- **WRITTEN TASK**: Every entry must be duplicated precisely as written.

[Extracted data entries]
________________________________________
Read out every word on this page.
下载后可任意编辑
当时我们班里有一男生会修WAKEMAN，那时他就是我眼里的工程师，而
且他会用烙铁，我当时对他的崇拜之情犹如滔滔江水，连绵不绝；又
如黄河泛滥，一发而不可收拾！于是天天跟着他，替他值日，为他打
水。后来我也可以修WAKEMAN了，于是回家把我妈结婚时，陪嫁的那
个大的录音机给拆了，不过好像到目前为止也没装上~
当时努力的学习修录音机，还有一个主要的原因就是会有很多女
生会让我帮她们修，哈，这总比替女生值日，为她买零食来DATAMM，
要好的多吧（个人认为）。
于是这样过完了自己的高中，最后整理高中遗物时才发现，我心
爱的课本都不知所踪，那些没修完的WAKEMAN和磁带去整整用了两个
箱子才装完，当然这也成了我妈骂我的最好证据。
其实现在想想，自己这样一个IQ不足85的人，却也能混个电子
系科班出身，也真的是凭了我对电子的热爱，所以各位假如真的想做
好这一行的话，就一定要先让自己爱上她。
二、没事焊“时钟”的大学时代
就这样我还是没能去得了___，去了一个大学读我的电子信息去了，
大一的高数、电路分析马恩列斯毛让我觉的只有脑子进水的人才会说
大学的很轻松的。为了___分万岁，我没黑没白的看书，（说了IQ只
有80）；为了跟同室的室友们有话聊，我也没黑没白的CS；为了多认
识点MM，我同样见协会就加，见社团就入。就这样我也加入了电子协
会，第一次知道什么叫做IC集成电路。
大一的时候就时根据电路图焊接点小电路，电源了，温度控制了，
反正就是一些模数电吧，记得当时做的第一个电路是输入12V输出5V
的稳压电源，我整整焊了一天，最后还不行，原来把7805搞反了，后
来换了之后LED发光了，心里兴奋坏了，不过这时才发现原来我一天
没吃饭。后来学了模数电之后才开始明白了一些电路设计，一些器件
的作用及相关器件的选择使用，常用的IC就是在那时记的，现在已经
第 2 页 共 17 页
________________________________________
- **RESPONSE TO THIS EXERCISE**:
Read out every word on this page.
下载后可任意编辑
当时我们班里有一男生会修WAKEMAN，那时他就是我眼里的工程师，而
且他会用烙铁，我当时对他的崇拜之情犹如滔滔江水，连绵不绝；又
如黄河泛滥，一发而不可收拾！于是天天跟着他，替他值日，为他打
水。后来我也可以修WAKEMAN了，于是回家把我妈结婚时，陪嫁的那
个大的录音机给拆了，不过好像到目前为止也没装上~
当时努力的学习修录音机，还有一个主要的原因就是会有很多女
生会让我帮她们修，哈，这总比替女生值日，为她买零食来DATAMM，
要好的多吧（个人认为）。
于是这样过完了自己的高中，最后整理高中遗物时才发现，我心
爱的课本都不知所踪，那些没修完的WAKEMAN和磁带去整整用了两个
箱子才装完，当然这也成了我妈骂我的最好证据。
其实现在想想，自己这样一个IQ不足85的人，却也能混个电子
系科班出身，也真的是凭了我对电子的热爱，所以各位假如真的想做
好这一行的话，就一定要先让自己爱上她。
二、没事焊“时钟”的大学时代
就这样我还是没能去得了___，去了一个大学读我的电子信息去了，
大一的高数、电路分析马恩列斯毛让我觉的只有脑子进水的人才会说
大学的很轻松的。为了___分万岁，我没黑没白的看书，（说了IQ只
有80）；为了跟同室的室友们有话聊，我也没黑没白的CS；为了多认
识点MM，我同样见协会就加，见社团就入。就这样我也加入了电子协
会，第一次知道什么叫做IC集成电路。
大一的时候就时根据电路图焊接点小电路，电源了，温度控制了，
反正就是一些模数电吧，记得当时做的第一个电路是输入12V输出5V
的稳压电源，我整整焊了一天，最后还不行，原来把7805搞反了，后
来换了之后LED发光了，心里兴奋坏了，不过这时才发现原来我一天
没吃饭。后来学了模数电之后才开始明白了一些电路设计，一些器件
的作用及相关器件的选择使用，常用的IC就是在那时记的，现在已经
第 2 页 共 17 页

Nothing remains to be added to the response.